**What is asked**
Exact reproduction of the data is required, with images excluded.

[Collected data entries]
* * * * *

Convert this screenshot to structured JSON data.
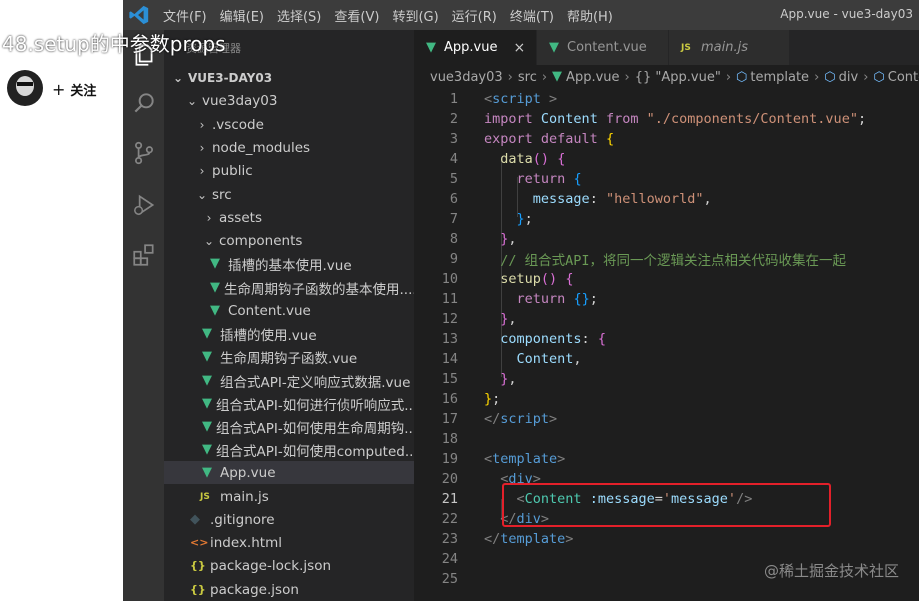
{
  "overlay": {
    "video_title": "48.setup的中参数props",
    "follow_label": "关注"
  },
  "titlebar": {
    "menu": [
      "文件(F)",
      "编辑(E)",
      "选择(S)",
      "查看(V)",
      "转到(G)",
      "运行(R)",
      "终端(T)",
      "帮助(H)"
    ],
    "window_title": "App.vue - vue3-day03"
  },
  "sidebar": {
    "header": "资源管理器",
    "root": "VUE3-DAY03",
    "items": [
      {
        "label": "vue3day03",
        "type": "folder-open"
      },
      {
        "label": ".vscode",
        "type": "folder"
      },
      {
        "label": "node_modules",
        "type": "folder"
      },
      {
        "label": "public",
        "type": "folder"
      },
      {
        "label": "src",
        "type": "folder-open"
      },
      {
        "label": "assets",
        "type": "folder"
      },
      {
        "label": "components",
        "type": "folder-open"
      },
      {
        "label": "插槽的基本使用.vue",
        "type": "vue"
      },
      {
        "label": "生命周期钩子函数的基本使用....",
        "type": "vue"
      },
      {
        "label": "Content.vue",
        "type": "vue"
      },
      {
        "label": "插槽的使用.vue",
        "type": "vue"
      },
      {
        "label": "生命周期钩子函数.vue",
        "type": "vue"
      },
      {
        "label": "组合式API-定义响应式数据.vue",
        "type": "vue"
      },
      {
        "label": "组合式API-如何进行侦听响应式...",
        "type": "vue"
      },
      {
        "label": "组合式API-如何使用生命周期钩...",
        "type": "vue"
      },
      {
        "label": "组合式API-如何使用computed....",
        "type": "vue"
      },
      {
        "label": "App.vue",
        "type": "vue"
      },
      {
        "label": "main.js",
        "type": "js"
      },
      {
        "label": ".gitignore",
        "type": "git"
      },
      {
        "label": "index.html",
        "type": "html"
      },
      {
        "label": "package-lock.json",
        "type": "json"
      },
      {
        "label": "package.json",
        "type": "json"
      }
    ]
  },
  "tabs": [
    {
      "label": "App.vue",
      "close": "×"
    },
    {
      "label": "Content.vue"
    },
    {
      "label": "main.js"
    }
  ],
  "breadcrumb": [
    "vue3day03",
    "src",
    "App.vue",
    "{} \"App.vue\"",
    "template",
    "div",
    "Conte"
  ],
  "editor": {
    "line_numbers": [
      "1",
      "2",
      "3",
      "4",
      "5",
      "6",
      "7",
      "8",
      "9",
      "10",
      "11",
      "12",
      "13",
      "14",
      "15",
      "16",
      "17",
      "18",
      "19",
      "20",
      "21",
      "22",
      "23",
      "24",
      "25"
    ],
    "current_line": "21"
  },
  "watermark": "@稀土掘金技术社区",
  "colors": {
    "highlight_box": "#e3202a",
    "vue_icon": "#41b883",
    "editor_bg": "#1e1e1e"
  }
}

* * * * *

**Task answer**
Convert this screenshot to structured JSON data.
{
  "overlay": {
    "video_title": "48.setup的中参数props",
    "follow_label": "关注"
  },
  "titlebar": {
    "menu": [
      "文件(F)",
      "编辑(E)",
      "选择(S)",
      "查看(V)",
      "转到(G)",
      "运行(R)",
      "终端(T)",
      "帮助(H)"
    ],
    "window_title": "App.vue - vue3-day03"
  },
  "sidebar": {
    "header": "资源管理器",
    "root": "VUE3-DAY03",
    "items": [
      {
        "label": "vue3day03",
        "type": "folder-open"
      },
      {
        "label": ".vscode",
        "type": "folder"
      },
      {
        "label": "node_modules",
        "type": "folder"
      },
      {
        "label": "public",
        "type": "folder"
      },
      {
        "label": "src",
        "type": "folder-open"
      },
      {
        "label": "assets",
        "type": "folder"
      },
      {
        "label": "components",
        "type": "folder-open"
      },
      {
        "label": "插槽的基本使用.vue",
        "type": "vue"
      },
      {
        "label": "生命周期钩子函数的基本使用....",
        "type": "vue"
      },
      {
        "label": "Content.vue",
        "type": "vue"
      },
      {
        "label": "插槽的使用.vue",
        "type": "vue"
      },
      {
        "label": "生命周期钩子函数.vue",
        "type": "vue"
      },
      {
        "label": "组合式API-定义响应式数据.vue",
        "type": "vue"
      },
      {
        "label": "组合式API-如何进行侦听响应式...",
        "type": "vue"
      },
      {
        "label": "组合式API-如何使用生命周期钩...",
        "type": "vue"
      },
      {
        "label": "组合式API-如何使用computed....",
        "type": "vue"
      },
      {
        "label": "App.vue",
        "type": "vue"
      },
      {
        "label": "main.js",
        "type": "js"
      },
      {
        "label": ".gitignore",
        "type": "git"
      },
      {
        "label": "index.html",
        "type": "html"
      },
      {
        "label": "package-lock.json",
        "type": "json"
      },
      {
        "label": "package.json",
        "type": "json"
      }
    ]
  },
  "tabs": [
    {
      "label": "App.vue",
      "close": "×"
    },
    {
      "label": "Content.vue"
    },
    {
      "label": "main.js"
    }
  ],
  "breadcrumb": [
    "vue3day03",
    "src",
    "App.vue",
    "{} \"App.vue\"",
    "template",
    "div",
    "Conte"
  ],
  "editor": {
    "line_numbers": [
      "1",
      "2",
      "3",
      "4",
      "5",
      "6",
      "7",
      "8",
      "9",
      "10",
      "11",
      "12",
      "13",
      "14",
      "15",
      "16",
      "17",
      "18",
      "19",
      "20",
      "21",
      "22",
      "23",
      "24",
      "25"
    ],
    "current_line": "21"
  },
  "watermark": "@稀土掘金技术社区",
  "colors": {
    "highlight_box": "#e3202a",
    "vue_icon": "#41b883",
    "editor_bg": "#1e1e1e"
  }
}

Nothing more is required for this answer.